**WRITTEN PROBLEM:** Exactly reproduce the lines from the one holding "What does this" through the final line of the listing below, with both ends included and nothing else.

────

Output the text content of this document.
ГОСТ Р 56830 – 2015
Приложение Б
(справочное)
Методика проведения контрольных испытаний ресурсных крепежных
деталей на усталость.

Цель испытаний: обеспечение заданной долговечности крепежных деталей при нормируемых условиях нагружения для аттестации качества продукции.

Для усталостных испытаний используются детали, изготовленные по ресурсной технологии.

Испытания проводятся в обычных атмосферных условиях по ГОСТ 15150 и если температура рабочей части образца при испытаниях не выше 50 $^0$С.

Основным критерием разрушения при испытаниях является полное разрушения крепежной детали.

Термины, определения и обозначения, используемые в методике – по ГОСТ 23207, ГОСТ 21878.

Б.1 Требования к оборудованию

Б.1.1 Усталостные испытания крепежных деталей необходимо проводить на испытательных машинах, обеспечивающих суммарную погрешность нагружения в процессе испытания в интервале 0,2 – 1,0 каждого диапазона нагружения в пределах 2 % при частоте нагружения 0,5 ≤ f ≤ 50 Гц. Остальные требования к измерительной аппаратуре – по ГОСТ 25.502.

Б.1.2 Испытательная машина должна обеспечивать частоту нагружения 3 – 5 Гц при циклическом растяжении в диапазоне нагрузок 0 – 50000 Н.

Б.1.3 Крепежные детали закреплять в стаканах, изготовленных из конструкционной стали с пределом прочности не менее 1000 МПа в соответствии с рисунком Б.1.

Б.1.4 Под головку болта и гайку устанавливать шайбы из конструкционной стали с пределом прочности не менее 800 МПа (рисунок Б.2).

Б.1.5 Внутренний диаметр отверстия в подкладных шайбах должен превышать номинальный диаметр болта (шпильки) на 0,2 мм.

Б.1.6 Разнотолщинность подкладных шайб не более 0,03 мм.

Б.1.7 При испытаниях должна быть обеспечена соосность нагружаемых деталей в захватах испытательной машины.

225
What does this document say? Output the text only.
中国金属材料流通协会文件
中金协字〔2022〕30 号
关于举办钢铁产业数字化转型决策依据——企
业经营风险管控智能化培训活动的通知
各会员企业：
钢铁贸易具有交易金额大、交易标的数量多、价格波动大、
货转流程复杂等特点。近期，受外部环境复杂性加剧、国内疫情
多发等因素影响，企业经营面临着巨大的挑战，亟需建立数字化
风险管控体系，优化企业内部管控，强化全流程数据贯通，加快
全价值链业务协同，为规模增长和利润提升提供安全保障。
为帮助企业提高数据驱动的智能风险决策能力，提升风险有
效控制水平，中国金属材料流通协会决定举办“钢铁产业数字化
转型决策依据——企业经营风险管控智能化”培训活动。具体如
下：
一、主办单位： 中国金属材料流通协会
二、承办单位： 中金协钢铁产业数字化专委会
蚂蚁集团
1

────

**CORRECT ANSWER:**
What does this document say? Output the text only.
中国金属材料流通协会文件
中金协字〔2022〕30 号
关于举办钢铁产业数字化转型决策依据——企
业经营风险管控智能化培训活动的通知
各会员企业：
钢铁贸易具有交易金额大、交易标的数量多、价格波动大、
货转流程复杂等特点。近期，受外部环境复杂性加剧、国内疫情
多发等因素影响，企业经营面临着巨大的挑战，亟需建立数字化
风险管控体系，优化企业内部管控，强化全流程数据贯通，加快
全价值链业务协同，为规模增长和利润提升提供安全保障。
为帮助企业提高数据驱动的智能风险决策能力，提升风险有
效控制水平，中国金属材料流通协会决定举办“钢铁产业数字化
转型决策依据——企业经营风险管控智能化”培训活动。具体如
下：
一、主办单位： 中国金属材料流通协会
二、承办单位： 中金协钢铁产业数字化专委会
蚂蚁集团
1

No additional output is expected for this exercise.